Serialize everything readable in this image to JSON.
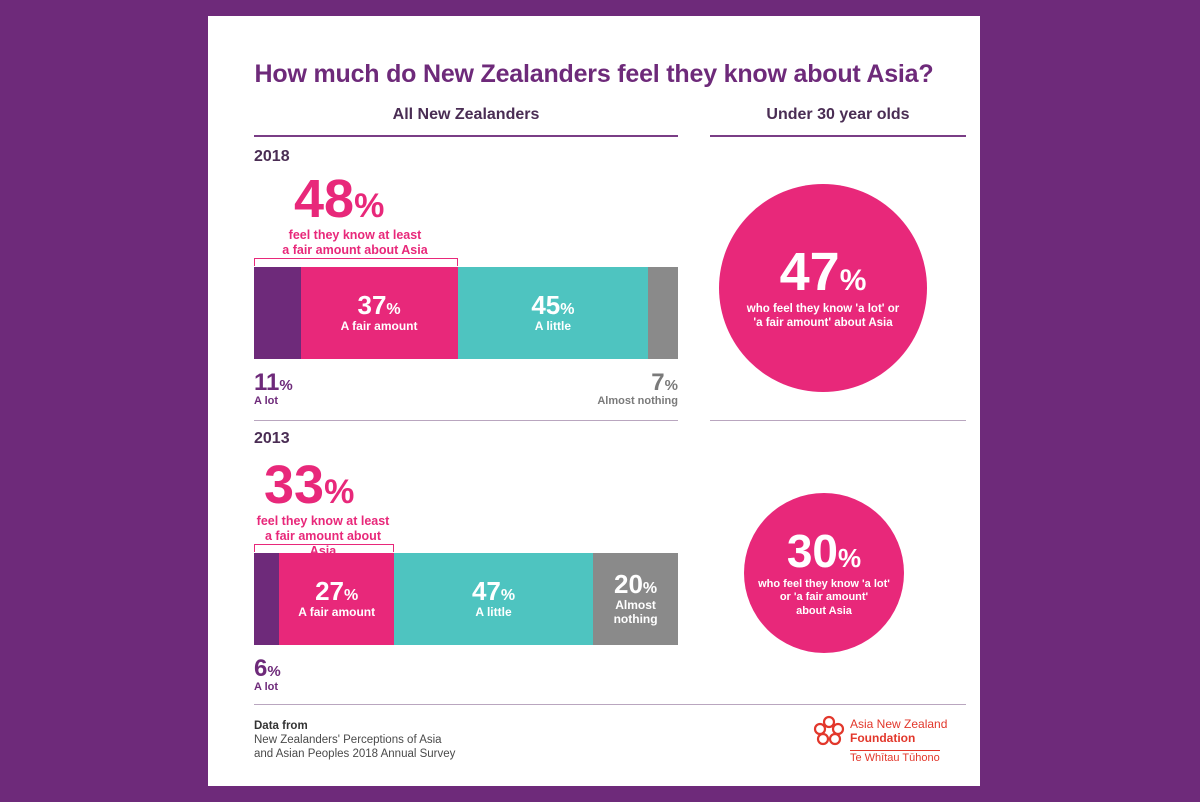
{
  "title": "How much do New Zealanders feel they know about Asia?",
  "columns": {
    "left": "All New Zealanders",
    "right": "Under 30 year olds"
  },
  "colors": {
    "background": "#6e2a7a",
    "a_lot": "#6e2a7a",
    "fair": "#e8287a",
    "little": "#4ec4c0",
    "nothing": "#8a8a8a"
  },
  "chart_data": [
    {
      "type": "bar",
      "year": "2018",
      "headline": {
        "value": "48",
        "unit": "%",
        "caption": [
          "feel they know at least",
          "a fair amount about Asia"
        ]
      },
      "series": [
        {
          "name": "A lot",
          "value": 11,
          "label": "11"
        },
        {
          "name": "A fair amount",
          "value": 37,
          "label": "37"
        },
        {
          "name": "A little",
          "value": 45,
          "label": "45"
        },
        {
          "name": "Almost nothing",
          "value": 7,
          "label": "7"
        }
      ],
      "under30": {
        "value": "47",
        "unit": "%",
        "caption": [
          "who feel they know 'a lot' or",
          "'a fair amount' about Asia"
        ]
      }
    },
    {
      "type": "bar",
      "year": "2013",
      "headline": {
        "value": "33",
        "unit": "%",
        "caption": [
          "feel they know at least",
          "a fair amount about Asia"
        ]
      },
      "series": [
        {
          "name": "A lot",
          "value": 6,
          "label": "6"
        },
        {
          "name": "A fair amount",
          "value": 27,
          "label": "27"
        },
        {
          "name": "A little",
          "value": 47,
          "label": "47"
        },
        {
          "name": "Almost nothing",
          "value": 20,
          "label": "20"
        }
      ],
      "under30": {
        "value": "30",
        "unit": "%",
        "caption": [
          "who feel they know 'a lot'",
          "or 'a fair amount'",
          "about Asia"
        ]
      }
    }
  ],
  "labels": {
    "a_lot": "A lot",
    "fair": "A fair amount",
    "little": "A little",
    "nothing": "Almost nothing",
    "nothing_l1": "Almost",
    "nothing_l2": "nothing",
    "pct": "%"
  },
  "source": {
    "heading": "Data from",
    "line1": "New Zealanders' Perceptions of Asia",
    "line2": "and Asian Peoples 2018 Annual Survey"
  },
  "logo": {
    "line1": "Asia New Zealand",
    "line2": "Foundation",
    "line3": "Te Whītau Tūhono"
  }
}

---

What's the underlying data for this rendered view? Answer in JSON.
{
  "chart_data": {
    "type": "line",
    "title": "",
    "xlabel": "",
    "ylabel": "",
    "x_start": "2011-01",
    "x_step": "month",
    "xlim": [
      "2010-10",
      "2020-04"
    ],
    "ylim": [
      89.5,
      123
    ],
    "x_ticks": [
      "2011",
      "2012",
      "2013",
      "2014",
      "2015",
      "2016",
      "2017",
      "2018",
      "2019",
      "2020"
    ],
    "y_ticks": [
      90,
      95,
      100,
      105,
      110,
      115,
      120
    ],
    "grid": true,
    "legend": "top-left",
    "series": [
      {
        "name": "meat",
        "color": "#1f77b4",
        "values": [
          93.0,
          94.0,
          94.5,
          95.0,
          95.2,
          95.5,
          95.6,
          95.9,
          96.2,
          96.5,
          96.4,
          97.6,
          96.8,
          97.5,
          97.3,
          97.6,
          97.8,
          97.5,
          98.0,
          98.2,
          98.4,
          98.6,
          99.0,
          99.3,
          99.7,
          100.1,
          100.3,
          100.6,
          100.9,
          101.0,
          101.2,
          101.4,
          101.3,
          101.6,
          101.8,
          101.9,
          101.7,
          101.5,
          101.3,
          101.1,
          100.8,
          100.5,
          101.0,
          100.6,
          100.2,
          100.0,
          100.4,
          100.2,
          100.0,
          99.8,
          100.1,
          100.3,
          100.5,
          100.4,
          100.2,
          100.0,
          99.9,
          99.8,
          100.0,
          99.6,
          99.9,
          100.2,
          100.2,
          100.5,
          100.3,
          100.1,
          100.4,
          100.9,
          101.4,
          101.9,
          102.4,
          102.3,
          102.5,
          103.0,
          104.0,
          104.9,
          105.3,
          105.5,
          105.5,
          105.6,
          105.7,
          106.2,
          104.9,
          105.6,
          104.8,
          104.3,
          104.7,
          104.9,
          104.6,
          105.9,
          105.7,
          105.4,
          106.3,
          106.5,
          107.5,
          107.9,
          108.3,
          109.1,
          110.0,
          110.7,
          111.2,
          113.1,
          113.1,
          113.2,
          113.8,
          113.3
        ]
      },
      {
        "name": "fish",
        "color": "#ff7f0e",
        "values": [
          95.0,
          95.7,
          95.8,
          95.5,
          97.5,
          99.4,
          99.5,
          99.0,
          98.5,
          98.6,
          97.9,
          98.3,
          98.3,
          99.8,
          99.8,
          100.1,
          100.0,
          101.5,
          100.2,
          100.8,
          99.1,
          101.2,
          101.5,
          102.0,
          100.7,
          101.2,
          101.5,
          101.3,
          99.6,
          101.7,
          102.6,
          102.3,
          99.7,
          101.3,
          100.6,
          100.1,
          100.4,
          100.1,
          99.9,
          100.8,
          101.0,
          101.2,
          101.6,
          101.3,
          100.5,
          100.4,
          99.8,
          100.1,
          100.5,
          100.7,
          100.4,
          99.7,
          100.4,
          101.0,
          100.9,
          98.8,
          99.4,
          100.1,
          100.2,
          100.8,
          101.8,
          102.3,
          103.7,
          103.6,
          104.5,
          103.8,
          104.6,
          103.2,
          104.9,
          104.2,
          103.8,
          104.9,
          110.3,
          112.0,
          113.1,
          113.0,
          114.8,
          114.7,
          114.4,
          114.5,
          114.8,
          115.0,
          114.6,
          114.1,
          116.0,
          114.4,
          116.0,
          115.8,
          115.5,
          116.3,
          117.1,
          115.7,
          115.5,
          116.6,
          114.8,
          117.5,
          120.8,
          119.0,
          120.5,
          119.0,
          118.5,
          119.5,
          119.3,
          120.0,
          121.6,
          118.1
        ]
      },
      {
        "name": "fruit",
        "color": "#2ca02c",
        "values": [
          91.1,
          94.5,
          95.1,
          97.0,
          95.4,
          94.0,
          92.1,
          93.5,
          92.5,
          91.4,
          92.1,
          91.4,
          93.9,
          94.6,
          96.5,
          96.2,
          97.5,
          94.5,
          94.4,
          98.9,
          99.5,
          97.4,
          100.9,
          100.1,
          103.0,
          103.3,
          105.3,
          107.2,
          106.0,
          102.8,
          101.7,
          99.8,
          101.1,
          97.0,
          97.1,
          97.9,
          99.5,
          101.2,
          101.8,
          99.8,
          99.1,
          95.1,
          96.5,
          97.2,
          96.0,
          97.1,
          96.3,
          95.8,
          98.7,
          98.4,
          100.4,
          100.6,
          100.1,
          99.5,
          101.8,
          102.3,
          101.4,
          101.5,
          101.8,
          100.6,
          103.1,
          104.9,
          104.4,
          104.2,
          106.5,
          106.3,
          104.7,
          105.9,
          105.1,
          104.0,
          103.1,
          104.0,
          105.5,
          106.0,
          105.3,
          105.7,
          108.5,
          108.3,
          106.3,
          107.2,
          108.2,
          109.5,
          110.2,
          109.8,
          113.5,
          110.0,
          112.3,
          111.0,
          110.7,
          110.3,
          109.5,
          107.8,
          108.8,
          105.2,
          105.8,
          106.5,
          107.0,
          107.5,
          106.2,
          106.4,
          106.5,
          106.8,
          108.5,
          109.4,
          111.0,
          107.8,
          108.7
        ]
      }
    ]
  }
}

**SHORT EXERCISE**: In the lines above, locate the string "about". Copy every line where it occurs.

**FINISHED ANSWER**:
  "title": "How much do New Zealanders feel they know about Asia?",
          "a fair amount about Asia"
          "'a fair amount' about Asia"
          "a fair amount about Asia"
          "about Asia"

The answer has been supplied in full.